## What you need to do
Transcribe each line exactly.

(Extracted records)
------------------------------

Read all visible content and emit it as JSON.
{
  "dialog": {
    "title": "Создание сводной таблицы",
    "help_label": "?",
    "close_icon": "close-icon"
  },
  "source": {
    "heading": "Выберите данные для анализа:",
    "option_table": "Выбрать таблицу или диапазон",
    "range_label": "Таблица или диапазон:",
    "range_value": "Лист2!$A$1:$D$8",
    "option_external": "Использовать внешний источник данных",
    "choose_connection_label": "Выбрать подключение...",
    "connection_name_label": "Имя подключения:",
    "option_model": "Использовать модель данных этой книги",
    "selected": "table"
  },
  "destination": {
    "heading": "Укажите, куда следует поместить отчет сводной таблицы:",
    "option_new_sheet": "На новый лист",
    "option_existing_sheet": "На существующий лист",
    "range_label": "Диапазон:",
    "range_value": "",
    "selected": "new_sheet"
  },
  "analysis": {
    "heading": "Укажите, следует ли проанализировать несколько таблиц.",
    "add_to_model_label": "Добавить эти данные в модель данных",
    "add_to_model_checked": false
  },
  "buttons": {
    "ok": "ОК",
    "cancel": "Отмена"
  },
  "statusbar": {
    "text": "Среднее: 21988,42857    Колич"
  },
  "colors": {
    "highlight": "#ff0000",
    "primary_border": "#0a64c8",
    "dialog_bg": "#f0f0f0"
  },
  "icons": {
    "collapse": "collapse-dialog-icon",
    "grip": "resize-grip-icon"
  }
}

------------------------------

## Solution to this problem
Read all visible content and emit it as JSON.
{
  "dialog": {
    "title": "Создание сводной таблицы",
    "help_label": "?",
    "close_icon": "close-icon"
  },
  "source": {
    "heading": "Выберите данные для анализа:",
    "option_table": "Выбрать таблицу или диапазон",
    "range_label": "Таблица или диапазон:",
    "range_value": "Лист2!$A$1:$D$8",
    "option_external": "Использовать внешний источник данных",
    "choose_connection_label": "Выбрать подключение...",
    "connection_name_label": "Имя подключения:",
    "option_model": "Использовать модель данных этой книги",
    "selected": "table"
  },
  "destination": {
    "heading": "Укажите, куда следует поместить отчет сводной таблицы:",
    "option_new_sheet": "На новый лист",
    "option_existing_sheet": "На существующий лист",
    "range_label": "Диапазон:",
    "range_value": "",
    "selected": "new_sheet"
  },
  "analysis": {
    "heading": "Укажите, следует ли проанализировать несколько таблиц.",
    "add_to_model_label": "Добавить эти данные в модель данных",
    "add_to_model_checked": false
  },
  "buttons": {
    "ok": "ОК",
    "cancel": "Отмена"
  },
  "statusbar": {
    "text": "Среднее: 21988,42857    Колич"
  },
  "colors": {
    "highlight": "#ff0000",
    "primary_border": "#0a64c8",
    "dialog_bg": "#f0f0f0"
  },
  "icons": {
    "collapse": "collapse-dialog-icon",
    "grip": "resize-grip-icon"
  }
}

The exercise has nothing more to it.